▶ [The request] Omit any picture, and return the remaining data exactly as written.
==== Data for this exercise
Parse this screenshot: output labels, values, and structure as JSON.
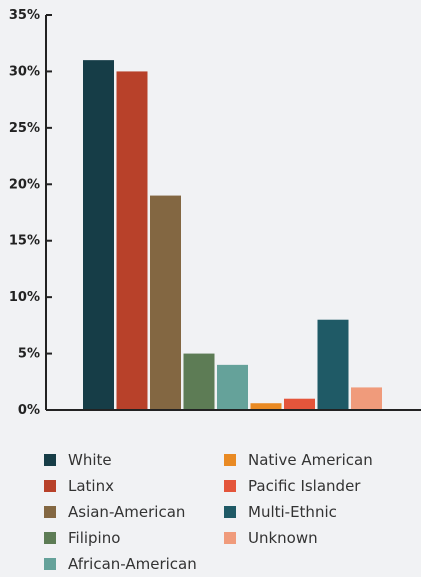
{
  "chart_data": {
    "type": "bar",
    "categories": [
      "White",
      "Latinx",
      "Asian-American",
      "Filipino",
      "African-American",
      "Native American",
      "Pacific Islander",
      "Multi-Ethnic",
      "Unknown"
    ],
    "values": [
      31,
      30,
      19,
      5,
      4,
      0.6,
      1,
      8,
      2
    ],
    "colors": [
      "#163d47",
      "#b8412a",
      "#836742",
      "#5d7c55",
      "#65a29a",
      "#e98a23",
      "#e4553b",
      "#1f5a66",
      "#f09b7b"
    ],
    "ylim": [
      0,
      35
    ],
    "yticks": [
      "0%",
      "5%",
      "10%",
      "15%",
      "20%",
      "25%",
      "30%",
      "35%"
    ],
    "ytick_values": [
      0,
      5,
      10,
      15,
      20,
      25,
      30,
      35
    ],
    "grid": false,
    "legend_position": "bottom"
  }
}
========
▶ [The response]
Parse this screenshot: output labels, values, and structure as JSON.
{
  "chart_data": {
    "type": "bar",
    "categories": [
      "White",
      "Latinx",
      "Asian-American",
      "Filipino",
      "African-American",
      "Native American",
      "Pacific Islander",
      "Multi-Ethnic",
      "Unknown"
    ],
    "values": [
      31,
      30,
      19,
      5,
      4,
      0.6,
      1,
      8,
      2
    ],
    "colors": [
      "#163d47",
      "#b8412a",
      "#836742",
      "#5d7c55",
      "#65a29a",
      "#e98a23",
      "#e4553b",
      "#1f5a66",
      "#f09b7b"
    ],
    "ylim": [
      0,
      35
    ],
    "yticks": [
      "0%",
      "5%",
      "10%",
      "15%",
      "20%",
      "25%",
      "30%",
      "35%"
    ],
    "ytick_values": [
      0,
      5,
      10,
      15,
      20,
      25,
      30,
      35
    ],
    "grid": false,
    "legend_position": "bottom"
  }
}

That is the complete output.